**TASK DETAILS**
Print each line exactly as it is given.
==== EXTRACTED INFORMATION
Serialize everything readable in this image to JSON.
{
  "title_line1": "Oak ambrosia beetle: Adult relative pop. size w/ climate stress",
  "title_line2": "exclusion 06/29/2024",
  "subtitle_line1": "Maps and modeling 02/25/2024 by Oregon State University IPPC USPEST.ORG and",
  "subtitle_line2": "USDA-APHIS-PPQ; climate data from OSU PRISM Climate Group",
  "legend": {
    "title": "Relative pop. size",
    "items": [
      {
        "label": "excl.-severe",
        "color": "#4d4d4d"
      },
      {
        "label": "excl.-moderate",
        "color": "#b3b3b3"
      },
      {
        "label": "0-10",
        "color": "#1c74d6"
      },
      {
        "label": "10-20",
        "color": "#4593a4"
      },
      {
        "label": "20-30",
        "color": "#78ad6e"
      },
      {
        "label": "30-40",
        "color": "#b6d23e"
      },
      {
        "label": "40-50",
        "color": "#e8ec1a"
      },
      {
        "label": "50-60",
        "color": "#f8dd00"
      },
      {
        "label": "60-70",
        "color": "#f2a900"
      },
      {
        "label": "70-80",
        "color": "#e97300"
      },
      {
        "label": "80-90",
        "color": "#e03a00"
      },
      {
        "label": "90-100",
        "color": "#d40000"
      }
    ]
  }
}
========
**PROBLEM SOLUTION**
Serialize everything readable in this image to JSON.
{
  "title_line1": "Oak ambrosia beetle: Adult relative pop. size w/ climate stress",
  "title_line2": "exclusion 06/29/2024",
  "subtitle_line1": "Maps and modeling 02/25/2024 by Oregon State University IPPC USPEST.ORG and",
  "subtitle_line2": "USDA-APHIS-PPQ; climate data from OSU PRISM Climate Group",
  "legend": {
    "title": "Relative pop. size",
    "items": [
      {
        "label": "excl.-severe",
        "color": "#4d4d4d"
      },
      {
        "label": "excl.-moderate",
        "color": "#b3b3b3"
      },
      {
        "label": "0-10",
        "color": "#1c74d6"
      },
      {
        "label": "10-20",
        "color": "#4593a4"
      },
      {
        "label": "20-30",
        "color": "#78ad6e"
      },
      {
        "label": "30-40",
        "color": "#b6d23e"
      },
      {
        "label": "40-50",
        "color": "#e8ec1a"
      },
      {
        "label": "50-60",
        "color": "#f8dd00"
      },
      {
        "label": "60-70",
        "color": "#f2a900"
      },
      {
        "label": "70-80",
        "color": "#e97300"
      },
      {
        "label": "80-90",
        "color": "#e03a00"
      },
      {
        "label": "90-100",
        "color": "#d40000"
      }
    ]
  }
}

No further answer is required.